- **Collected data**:
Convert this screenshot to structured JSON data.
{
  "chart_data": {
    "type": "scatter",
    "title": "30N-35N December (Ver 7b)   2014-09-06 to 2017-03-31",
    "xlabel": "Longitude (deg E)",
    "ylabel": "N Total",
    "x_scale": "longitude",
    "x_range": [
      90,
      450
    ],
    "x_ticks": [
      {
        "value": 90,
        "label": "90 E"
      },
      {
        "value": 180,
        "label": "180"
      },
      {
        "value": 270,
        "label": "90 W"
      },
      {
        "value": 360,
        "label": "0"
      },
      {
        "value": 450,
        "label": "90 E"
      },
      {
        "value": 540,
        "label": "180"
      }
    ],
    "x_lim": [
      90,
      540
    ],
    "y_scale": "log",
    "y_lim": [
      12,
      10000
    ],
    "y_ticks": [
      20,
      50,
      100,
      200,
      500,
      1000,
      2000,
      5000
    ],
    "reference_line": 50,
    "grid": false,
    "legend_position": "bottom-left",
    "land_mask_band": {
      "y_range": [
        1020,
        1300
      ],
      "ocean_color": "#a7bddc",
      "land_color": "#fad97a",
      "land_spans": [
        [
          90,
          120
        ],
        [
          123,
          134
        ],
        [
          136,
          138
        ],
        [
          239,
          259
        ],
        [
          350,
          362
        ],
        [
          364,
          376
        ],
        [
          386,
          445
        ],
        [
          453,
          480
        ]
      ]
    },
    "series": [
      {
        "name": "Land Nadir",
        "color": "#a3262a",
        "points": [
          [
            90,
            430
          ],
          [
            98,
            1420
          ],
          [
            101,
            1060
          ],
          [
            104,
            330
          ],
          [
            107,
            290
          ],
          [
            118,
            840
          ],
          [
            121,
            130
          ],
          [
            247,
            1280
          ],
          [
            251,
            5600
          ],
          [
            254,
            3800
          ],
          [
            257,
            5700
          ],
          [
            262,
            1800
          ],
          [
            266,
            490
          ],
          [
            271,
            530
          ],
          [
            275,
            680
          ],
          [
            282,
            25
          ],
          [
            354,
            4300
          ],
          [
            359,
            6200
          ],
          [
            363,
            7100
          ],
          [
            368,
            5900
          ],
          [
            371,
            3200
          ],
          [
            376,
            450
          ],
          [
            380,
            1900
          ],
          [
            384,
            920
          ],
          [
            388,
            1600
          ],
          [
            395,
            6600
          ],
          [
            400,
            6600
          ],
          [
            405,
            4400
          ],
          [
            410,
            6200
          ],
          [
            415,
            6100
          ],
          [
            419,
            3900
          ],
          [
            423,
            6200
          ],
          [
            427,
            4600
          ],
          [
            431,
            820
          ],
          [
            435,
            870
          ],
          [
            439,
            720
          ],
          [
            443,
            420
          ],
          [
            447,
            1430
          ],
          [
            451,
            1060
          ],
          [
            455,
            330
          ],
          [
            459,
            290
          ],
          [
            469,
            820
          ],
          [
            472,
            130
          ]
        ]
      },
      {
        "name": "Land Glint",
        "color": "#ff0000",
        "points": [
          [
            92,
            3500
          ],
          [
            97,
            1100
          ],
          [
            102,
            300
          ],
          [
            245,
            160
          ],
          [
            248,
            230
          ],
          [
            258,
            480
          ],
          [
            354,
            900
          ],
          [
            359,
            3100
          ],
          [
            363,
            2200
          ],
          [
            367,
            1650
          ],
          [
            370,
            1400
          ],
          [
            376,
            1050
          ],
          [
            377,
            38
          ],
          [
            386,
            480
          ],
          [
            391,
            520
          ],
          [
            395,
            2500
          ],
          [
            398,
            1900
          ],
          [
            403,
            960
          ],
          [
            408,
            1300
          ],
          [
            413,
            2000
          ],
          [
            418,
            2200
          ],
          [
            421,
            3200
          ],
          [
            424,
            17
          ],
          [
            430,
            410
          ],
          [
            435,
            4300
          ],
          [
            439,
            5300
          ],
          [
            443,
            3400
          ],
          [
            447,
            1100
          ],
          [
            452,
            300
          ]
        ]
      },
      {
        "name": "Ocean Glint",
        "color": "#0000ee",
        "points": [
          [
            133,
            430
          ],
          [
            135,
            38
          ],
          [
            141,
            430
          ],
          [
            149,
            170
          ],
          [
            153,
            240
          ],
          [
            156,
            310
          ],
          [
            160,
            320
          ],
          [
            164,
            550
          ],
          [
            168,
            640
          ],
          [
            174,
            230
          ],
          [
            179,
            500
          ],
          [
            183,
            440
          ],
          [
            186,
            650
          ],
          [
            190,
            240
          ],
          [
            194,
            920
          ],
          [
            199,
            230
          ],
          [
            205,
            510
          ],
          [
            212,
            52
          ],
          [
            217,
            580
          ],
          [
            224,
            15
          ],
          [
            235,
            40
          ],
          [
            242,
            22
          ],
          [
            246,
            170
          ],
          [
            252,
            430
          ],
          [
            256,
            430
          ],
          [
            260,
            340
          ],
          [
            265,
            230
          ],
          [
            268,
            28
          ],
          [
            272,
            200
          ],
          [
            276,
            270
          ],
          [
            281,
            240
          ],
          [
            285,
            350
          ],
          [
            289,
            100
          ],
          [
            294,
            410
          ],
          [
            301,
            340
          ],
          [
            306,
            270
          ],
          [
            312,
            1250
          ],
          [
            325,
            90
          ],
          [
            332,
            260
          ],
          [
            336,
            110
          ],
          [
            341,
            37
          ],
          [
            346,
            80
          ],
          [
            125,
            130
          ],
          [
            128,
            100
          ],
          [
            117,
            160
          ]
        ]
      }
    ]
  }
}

- **Written exercise**:
Print the complete listing again, exactly as it stands.

- **Correct answer**:
Convert this screenshot to structured JSON data.
{
  "chart_data": {
    "type": "scatter",
    "title": "30N-35N December (Ver 7b)   2014-09-06 to 2017-03-31",
    "xlabel": "Longitude (deg E)",
    "ylabel": "N Total",
    "x_scale": "longitude",
    "x_range": [
      90,
      450
    ],
    "x_ticks": [
      {
        "value": 90,
        "label": "90 E"
      },
      {
        "value": 180,
        "label": "180"
      },
      {
        "value": 270,
        "label": "90 W"
      },
      {
        "value": 360,
        "label": "0"
      },
      {
        "value": 450,
        "label": "90 E"
      },
      {
        "value": 540,
        "label": "180"
      }
    ],
    "x_lim": [
      90,
      540
    ],
    "y_scale": "log",
    "y_lim": [
      12,
      10000
    ],
    "y_ticks": [
      20,
      50,
      100,
      200,
      500,
      1000,
      2000,
      5000
    ],
    "reference_line": 50,
    "grid": false,
    "legend_position": "bottom-left",
    "land_mask_band": {
      "y_range": [
        1020,
        1300
      ],
      "ocean_color": "#a7bddc",
      "land_color": "#fad97a",
      "land_spans": [
        [
          90,
          120
        ],
        [
          123,
          134
        ],
        [
          136,
          138
        ],
        [
          239,
          259
        ],
        [
          350,
          362
        ],
        [
          364,
          376
        ],
        [
          386,
          445
        ],
        [
          453,
          480
        ]
      ]
    },
    "series": [
      {
        "name": "Land Nadir",
        "color": "#a3262a",
        "points": [
          [
            90,
            430
          ],
          [
            98,
            1420
          ],
          [
            101,
            1060
          ],
          [
            104,
            330
          ],
          [
            107,
            290
          ],
          [
            118,
            840
          ],
          [
            121,
            130
          ],
          [
            247,
            1280
          ],
          [
            251,
            5600
          ],
          [
            254,
            3800
          ],
          [
            257,
            5700
          ],
          [
            262,
            1800
          ],
          [
            266,
            490
          ],
          [
            271,
            530
          ],
          [
            275,
            680
          ],
          [
            282,
            25
          ],
          [
            354,
            4300
          ],
          [
            359,
            6200
          ],
          [
            363,
            7100
          ],
          [
            368,
            5900
          ],
          [
            371,
            3200
          ],
          [
            376,
            450
          ],
          [
            380,
            1900
          ],
          [
            384,
            920
          ],
          [
            388,
            1600
          ],
          [
            395,
            6600
          ],
          [
            400,
            6600
          ],
          [
            405,
            4400
          ],
          [
            410,
            6200
          ],
          [
            415,
            6100
          ],
          [
            419,
            3900
          ],
          [
            423,
            6200
          ],
          [
            427,
            4600
          ],
          [
            431,
            820
          ],
          [
            435,
            870
          ],
          [
            439,
            720
          ],
          [
            443,
            420
          ],
          [
            447,
            1430
          ],
          [
            451,
            1060
          ],
          [
            455,
            330
          ],
          [
            459,
            290
          ],
          [
            469,
            820
          ],
          [
            472,
            130
          ]
        ]
      },
      {
        "name": "Land Glint",
        "color": "#ff0000",
        "points": [
          [
            92,
            3500
          ],
          [
            97,
            1100
          ],
          [
            102,
            300
          ],
          [
            245,
            160
          ],
          [
            248,
            230
          ],
          [
            258,
            480
          ],
          [
            354,
            900
          ],
          [
            359,
            3100
          ],
          [
            363,
            2200
          ],
          [
            367,
            1650
          ],
          [
            370,
            1400
          ],
          [
            376,
            1050
          ],
          [
            377,
            38
          ],
          [
            386,
            480
          ],
          [
            391,
            520
          ],
          [
            395,
            2500
          ],
          [
            398,
            1900
          ],
          [
            403,
            960
          ],
          [
            408,
            1300
          ],
          [
            413,
            2000
          ],
          [
            418,
            2200
          ],
          [
            421,
            3200
          ],
          [
            424,
            17
          ],
          [
            430,
            410
          ],
          [
            435,
            4300
          ],
          [
            439,
            5300
          ],
          [
            443,
            3400
          ],
          [
            447,
            1100
          ],
          [
            452,
            300
          ]
        ]
      },
      {
        "name": "Ocean Glint",
        "color": "#0000ee",
        "points": [
          [
            133,
            430
          ],
          [
            135,
            38
          ],
          [
            141,
            430
          ],
          [
            149,
            170
          ],
          [
            153,
            240
          ],
          [
            156,
            310
          ],
          [
            160,
            320
          ],
          [
            164,
            550
          ],
          [
            168,
            640
          ],
          [
            174,
            230
          ],
          [
            179,
            500
          ],
          [
            183,
            440
          ],
          [
            186,
            650
          ],
          [
            190,
            240
          ],
          [
            194,
            920
          ],
          [
            199,
            230
          ],
          [
            205,
            510
          ],
          [
            212,
            52
          ],
          [
            217,
            580
          ],
          [
            224,
            15
          ],
          [
            235,
            40
          ],
          [
            242,
            22
          ],
          [
            246,
            170
          ],
          [
            252,
            430
          ],
          [
            256,
            430
          ],
          [
            260,
            340
          ],
          [
            265,
            230
          ],
          [
            268,
            28
          ],
          [
            272,
            200
          ],
          [
            276,
            270
          ],
          [
            281,
            240
          ],
          [
            285,
            350
          ],
          [
            289,
            100
          ],
          [
            294,
            410
          ],
          [
            301,
            340
          ],
          [
            306,
            270
          ],
          [
            312,
            1250
          ],
          [
            325,
            90
          ],
          [
            332,
            260
          ],
          [
            336,
            110
          ],
          [
            341,
            37
          ],
          [
            346,
            80
          ],
          [
            125,
            130
          ],
          [
            128,
            100
          ],
          [
            117,
            160
          ]
        ]
      }
    ]
  }
}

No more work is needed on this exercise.